Records from a data collection
.....
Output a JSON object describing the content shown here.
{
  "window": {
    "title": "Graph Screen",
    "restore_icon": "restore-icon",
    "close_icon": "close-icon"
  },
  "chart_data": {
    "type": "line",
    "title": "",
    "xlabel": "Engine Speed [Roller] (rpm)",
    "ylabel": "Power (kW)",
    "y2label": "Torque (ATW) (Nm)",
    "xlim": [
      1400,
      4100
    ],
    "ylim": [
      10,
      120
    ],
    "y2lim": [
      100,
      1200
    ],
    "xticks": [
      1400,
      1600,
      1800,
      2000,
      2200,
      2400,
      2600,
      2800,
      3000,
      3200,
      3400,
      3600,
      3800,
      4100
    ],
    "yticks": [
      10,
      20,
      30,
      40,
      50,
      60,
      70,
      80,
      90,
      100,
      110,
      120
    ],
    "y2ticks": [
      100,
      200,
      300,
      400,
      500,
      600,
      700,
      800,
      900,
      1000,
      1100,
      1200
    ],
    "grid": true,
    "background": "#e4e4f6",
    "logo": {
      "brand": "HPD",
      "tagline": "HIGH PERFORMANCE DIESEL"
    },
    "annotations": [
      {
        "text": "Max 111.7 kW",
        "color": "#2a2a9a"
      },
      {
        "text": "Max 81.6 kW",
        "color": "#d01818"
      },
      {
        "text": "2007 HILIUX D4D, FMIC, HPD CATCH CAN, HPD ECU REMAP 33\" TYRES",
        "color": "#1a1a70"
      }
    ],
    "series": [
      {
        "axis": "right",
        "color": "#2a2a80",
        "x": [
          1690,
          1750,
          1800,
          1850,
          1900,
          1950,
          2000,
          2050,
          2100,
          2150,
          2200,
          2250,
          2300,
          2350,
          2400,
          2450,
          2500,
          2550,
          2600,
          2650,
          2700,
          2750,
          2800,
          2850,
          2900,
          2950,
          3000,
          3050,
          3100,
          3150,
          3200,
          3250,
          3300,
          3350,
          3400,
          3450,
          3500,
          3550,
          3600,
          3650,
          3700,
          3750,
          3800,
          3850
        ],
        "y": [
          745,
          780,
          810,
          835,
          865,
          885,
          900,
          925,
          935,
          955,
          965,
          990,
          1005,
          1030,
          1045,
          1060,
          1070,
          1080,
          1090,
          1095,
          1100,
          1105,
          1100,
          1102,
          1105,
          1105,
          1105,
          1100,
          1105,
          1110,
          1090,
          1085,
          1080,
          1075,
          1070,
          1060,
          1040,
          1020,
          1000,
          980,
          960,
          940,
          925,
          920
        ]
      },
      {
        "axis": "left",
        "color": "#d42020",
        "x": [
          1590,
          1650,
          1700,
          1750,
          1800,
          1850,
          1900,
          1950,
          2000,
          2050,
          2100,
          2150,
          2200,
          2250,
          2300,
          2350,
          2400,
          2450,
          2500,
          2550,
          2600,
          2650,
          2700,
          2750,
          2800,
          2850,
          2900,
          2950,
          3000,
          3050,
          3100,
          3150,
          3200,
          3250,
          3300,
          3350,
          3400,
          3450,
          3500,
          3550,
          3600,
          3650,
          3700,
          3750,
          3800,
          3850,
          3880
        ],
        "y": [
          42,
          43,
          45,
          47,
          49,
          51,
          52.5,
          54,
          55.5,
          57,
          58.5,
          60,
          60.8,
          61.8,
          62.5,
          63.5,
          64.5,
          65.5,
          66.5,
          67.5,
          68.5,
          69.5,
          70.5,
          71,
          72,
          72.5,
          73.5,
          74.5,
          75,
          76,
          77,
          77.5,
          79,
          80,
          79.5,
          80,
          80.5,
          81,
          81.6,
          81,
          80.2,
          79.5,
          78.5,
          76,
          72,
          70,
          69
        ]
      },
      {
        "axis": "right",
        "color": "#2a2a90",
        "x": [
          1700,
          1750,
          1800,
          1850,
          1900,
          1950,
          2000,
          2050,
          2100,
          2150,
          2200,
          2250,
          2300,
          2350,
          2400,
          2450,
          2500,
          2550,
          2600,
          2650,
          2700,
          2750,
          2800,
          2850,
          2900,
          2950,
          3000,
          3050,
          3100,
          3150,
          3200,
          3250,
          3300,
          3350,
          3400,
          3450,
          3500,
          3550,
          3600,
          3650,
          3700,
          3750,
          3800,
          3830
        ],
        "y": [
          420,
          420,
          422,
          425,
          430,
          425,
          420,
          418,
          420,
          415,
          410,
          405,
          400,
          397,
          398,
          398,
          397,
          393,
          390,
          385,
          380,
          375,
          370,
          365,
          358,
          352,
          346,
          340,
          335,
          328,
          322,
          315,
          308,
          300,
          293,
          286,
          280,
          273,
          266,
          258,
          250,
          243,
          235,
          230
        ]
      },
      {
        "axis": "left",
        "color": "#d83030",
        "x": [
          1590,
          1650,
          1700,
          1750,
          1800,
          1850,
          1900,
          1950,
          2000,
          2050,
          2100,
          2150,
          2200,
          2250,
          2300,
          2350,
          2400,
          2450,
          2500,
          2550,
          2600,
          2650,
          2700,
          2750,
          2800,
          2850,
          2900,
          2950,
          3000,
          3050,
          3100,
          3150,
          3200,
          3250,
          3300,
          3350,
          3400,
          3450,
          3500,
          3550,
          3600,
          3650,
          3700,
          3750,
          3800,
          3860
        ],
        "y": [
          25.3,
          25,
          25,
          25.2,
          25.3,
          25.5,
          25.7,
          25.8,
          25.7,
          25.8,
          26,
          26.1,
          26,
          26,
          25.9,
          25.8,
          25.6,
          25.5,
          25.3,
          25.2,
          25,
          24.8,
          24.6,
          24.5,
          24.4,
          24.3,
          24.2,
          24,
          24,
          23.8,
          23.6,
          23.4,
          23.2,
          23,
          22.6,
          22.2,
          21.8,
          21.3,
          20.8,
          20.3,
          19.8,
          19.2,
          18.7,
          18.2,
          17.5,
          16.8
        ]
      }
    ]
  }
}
.....
GIVEN TASK:
Pick out and copy the lines of the material that include the word "icon".

IN RESPONSE:
    "restore_icon": "restore-icon",
    "close_icon": "close-icon"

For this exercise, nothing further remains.